• _OBJECTIVE_
Search the listing below for the string "beskæftigelsesrettet" and show each line that contains it.

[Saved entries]
▬▬▬▬▬▬▬▬▬▬

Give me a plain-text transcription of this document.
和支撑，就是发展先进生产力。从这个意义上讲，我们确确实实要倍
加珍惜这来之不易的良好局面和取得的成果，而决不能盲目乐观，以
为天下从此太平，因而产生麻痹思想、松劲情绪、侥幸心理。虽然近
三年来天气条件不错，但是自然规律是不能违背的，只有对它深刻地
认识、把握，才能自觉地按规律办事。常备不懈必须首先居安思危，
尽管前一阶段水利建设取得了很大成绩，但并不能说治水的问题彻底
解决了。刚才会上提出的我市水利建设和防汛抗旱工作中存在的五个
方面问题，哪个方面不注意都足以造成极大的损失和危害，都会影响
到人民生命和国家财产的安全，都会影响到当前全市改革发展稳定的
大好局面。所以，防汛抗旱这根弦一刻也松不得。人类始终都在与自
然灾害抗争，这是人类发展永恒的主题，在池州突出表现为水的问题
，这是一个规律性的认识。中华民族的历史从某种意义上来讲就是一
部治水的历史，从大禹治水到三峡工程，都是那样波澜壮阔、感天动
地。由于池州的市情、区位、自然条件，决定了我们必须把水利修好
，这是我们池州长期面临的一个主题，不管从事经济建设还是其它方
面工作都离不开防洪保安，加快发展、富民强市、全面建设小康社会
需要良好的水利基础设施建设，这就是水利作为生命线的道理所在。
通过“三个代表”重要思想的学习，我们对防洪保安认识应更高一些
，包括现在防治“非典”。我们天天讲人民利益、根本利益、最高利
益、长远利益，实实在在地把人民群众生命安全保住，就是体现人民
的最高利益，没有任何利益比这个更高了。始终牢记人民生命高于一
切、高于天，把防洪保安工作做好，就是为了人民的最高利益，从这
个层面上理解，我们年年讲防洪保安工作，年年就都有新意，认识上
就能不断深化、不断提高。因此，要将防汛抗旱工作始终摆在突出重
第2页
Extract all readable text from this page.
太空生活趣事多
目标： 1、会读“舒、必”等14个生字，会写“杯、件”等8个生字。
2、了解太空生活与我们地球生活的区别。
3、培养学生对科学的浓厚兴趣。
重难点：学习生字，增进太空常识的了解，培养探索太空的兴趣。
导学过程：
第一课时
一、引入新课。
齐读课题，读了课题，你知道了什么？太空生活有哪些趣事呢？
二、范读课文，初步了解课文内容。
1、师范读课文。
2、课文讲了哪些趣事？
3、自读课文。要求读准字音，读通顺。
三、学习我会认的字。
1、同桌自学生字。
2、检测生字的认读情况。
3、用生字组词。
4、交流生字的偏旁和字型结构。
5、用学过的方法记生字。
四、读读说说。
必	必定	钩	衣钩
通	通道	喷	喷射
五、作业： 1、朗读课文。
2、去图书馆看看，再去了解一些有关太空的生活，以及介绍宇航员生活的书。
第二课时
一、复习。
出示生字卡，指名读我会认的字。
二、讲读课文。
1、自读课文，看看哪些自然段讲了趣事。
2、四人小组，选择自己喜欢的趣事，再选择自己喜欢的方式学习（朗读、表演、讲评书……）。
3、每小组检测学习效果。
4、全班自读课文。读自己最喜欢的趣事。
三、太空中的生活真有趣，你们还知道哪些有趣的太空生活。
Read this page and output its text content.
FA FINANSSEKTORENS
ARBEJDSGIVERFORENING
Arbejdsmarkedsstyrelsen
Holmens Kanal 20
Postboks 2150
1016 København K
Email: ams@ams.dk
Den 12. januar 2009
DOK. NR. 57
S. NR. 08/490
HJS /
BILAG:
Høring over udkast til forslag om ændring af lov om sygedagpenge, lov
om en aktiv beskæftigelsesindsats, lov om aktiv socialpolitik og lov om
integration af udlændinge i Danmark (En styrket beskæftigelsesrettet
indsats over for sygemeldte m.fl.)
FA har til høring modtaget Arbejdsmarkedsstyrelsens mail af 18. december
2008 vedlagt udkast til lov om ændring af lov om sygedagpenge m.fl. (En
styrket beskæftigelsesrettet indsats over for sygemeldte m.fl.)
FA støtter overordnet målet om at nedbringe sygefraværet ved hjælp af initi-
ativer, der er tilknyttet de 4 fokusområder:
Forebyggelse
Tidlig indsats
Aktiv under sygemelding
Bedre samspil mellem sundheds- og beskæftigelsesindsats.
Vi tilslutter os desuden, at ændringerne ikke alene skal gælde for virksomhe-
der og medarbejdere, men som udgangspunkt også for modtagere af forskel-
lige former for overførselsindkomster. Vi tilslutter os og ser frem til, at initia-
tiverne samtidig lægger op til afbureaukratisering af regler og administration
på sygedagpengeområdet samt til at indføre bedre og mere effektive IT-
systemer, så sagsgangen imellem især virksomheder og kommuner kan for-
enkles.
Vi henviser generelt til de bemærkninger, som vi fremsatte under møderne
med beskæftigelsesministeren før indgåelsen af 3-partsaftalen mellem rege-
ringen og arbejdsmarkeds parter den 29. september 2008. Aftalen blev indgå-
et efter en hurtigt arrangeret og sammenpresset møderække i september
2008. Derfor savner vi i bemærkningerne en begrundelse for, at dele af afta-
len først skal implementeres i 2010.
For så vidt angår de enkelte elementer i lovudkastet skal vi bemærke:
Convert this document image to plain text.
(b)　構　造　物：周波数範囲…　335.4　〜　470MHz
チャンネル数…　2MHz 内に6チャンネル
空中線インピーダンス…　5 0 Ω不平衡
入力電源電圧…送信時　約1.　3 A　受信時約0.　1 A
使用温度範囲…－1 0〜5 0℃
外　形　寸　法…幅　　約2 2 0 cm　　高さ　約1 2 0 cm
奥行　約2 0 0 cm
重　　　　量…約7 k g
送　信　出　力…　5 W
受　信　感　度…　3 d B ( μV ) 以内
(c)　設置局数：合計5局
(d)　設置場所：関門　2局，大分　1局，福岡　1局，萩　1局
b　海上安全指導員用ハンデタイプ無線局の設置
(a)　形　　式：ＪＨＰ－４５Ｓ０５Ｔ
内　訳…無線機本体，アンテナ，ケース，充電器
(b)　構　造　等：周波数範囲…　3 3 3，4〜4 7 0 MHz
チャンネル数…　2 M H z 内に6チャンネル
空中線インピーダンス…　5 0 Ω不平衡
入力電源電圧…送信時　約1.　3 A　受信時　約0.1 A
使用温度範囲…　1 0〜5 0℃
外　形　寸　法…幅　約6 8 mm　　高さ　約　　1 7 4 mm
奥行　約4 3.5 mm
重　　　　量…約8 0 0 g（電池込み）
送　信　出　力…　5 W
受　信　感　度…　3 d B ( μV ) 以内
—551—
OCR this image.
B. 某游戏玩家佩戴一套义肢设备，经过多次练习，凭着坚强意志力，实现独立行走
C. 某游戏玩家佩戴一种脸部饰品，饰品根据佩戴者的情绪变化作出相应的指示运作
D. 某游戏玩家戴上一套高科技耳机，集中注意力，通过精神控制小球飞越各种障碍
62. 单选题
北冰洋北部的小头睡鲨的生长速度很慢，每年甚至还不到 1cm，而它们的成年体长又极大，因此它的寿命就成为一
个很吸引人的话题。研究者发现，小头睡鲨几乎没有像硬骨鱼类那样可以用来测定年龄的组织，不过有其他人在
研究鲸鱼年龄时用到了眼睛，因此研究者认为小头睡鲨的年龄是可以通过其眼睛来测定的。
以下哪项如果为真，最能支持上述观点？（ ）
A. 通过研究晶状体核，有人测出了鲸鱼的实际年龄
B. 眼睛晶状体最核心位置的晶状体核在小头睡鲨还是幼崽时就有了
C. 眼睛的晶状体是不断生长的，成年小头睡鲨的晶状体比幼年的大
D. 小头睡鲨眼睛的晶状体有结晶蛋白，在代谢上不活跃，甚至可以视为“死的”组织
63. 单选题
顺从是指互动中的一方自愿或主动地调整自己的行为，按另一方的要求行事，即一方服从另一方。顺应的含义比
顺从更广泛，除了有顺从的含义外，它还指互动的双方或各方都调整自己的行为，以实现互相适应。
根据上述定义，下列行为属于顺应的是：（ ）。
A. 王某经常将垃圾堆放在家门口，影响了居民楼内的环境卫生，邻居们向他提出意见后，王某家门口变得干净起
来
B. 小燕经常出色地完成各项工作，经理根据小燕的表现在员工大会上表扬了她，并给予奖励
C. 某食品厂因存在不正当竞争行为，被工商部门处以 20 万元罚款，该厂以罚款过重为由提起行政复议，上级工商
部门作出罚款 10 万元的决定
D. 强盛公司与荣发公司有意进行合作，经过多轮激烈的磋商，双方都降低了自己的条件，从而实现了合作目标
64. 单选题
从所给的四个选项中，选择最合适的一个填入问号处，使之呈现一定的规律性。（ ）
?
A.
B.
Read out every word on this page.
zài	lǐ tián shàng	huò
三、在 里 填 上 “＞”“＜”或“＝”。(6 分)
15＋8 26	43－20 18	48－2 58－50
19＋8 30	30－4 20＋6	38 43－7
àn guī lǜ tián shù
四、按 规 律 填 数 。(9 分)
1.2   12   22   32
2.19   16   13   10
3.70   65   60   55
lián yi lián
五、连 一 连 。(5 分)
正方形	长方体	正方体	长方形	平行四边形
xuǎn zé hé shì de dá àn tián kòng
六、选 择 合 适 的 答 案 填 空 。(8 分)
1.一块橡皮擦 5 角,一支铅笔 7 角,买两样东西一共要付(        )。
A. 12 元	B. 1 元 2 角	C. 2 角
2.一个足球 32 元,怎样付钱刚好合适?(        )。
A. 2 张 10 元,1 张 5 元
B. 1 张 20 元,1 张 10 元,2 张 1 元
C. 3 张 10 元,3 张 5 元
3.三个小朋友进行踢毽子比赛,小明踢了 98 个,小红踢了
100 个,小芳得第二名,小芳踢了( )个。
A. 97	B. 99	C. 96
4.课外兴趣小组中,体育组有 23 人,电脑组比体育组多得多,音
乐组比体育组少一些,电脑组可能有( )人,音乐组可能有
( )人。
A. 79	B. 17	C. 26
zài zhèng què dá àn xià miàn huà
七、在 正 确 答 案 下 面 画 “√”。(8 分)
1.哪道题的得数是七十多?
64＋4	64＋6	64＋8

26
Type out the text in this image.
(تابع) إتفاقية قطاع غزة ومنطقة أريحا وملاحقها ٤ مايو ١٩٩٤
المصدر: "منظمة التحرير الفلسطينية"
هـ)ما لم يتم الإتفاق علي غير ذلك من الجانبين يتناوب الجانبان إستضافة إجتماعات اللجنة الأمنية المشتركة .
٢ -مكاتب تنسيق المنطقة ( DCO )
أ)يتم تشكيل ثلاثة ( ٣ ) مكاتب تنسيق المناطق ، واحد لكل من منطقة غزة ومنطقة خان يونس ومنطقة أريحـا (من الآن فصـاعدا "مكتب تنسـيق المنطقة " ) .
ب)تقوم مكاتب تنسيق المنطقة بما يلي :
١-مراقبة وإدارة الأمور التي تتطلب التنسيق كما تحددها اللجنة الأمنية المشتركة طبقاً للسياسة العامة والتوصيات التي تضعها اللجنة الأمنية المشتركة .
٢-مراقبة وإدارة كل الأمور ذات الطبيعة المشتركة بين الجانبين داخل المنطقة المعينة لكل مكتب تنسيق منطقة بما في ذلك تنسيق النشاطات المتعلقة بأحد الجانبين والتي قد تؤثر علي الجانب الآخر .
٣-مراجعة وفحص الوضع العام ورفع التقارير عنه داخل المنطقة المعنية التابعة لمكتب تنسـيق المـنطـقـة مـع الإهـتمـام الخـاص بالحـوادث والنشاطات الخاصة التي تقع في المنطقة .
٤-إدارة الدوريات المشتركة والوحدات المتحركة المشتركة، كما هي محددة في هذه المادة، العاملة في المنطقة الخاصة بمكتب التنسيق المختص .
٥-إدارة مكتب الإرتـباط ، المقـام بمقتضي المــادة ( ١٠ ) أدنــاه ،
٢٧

▬▬▬▬▬▬▬▬▬▬

• _COMPLETE OUTPUT_
integration af udlændinge i Danmark (En styrket beskæftigelsesrettet
styrket beskæftigelsesrettet indsats over for sygemeldte m.fl.)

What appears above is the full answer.